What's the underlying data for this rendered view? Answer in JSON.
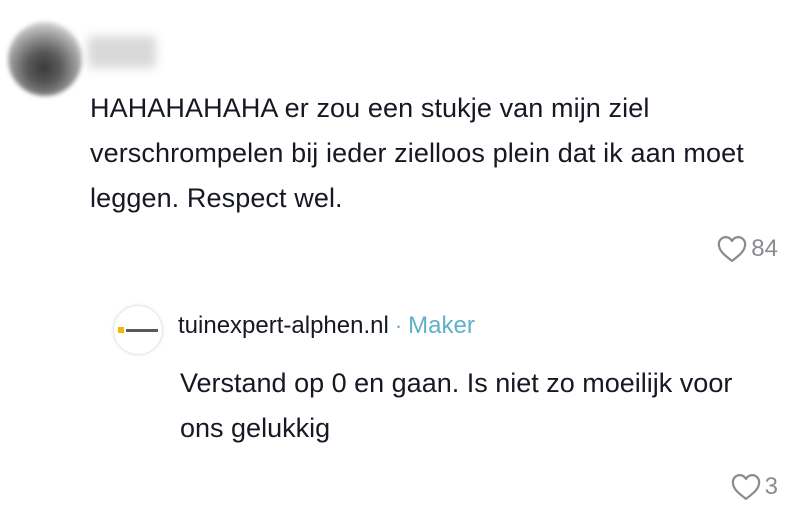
{
  "comment": {
    "text": "HAHAHAHAHA er zou een stukje van mijn ziel verschrompelen bij ieder zielloos plein dat ik aan moet leggen. Respect wel.",
    "like_count": "84",
    "like_icon": "heart-outline-icon"
  },
  "reply": {
    "username": "tuinexpert-alphen.nl",
    "separator": "·",
    "badge": "Maker",
    "text": "Verstand op 0 en gaan. Is niet zo moeilijk voor ons gelukkig",
    "like_count": "3",
    "like_icon": "heart-outline-icon",
    "badge_color": "#5fb0c8"
  },
  "colors": {
    "text": "#161823",
    "muted": "#8a8b91",
    "accent": "#5fb0c8"
  }
}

:: TASK DETAILS ::
Every line of the data should be copied as it stands, without the images.

:: FULL OUTPUT ::
What's the underlying data for this rendered view? Answer in JSON.
{
  "comment": {
    "text": "HAHAHAHAHA er zou een stukje van mijn ziel verschrompelen bij ieder zielloos plein dat ik aan moet leggen. Respect wel.",
    "like_count": "84",
    "like_icon": "heart-outline-icon"
  },
  "reply": {
    "username": "tuinexpert-alphen.nl",
    "separator": "·",
    "badge": "Maker",
    "text": "Verstand op 0 en gaan. Is niet zo moeilijk voor ons gelukkig",
    "like_count": "3",
    "like_icon": "heart-outline-icon",
    "badge_color": "#5fb0c8"
  },
  "colors": {
    "text": "#161823",
    "muted": "#8a8b91",
    "accent": "#5fb0c8"
  }
}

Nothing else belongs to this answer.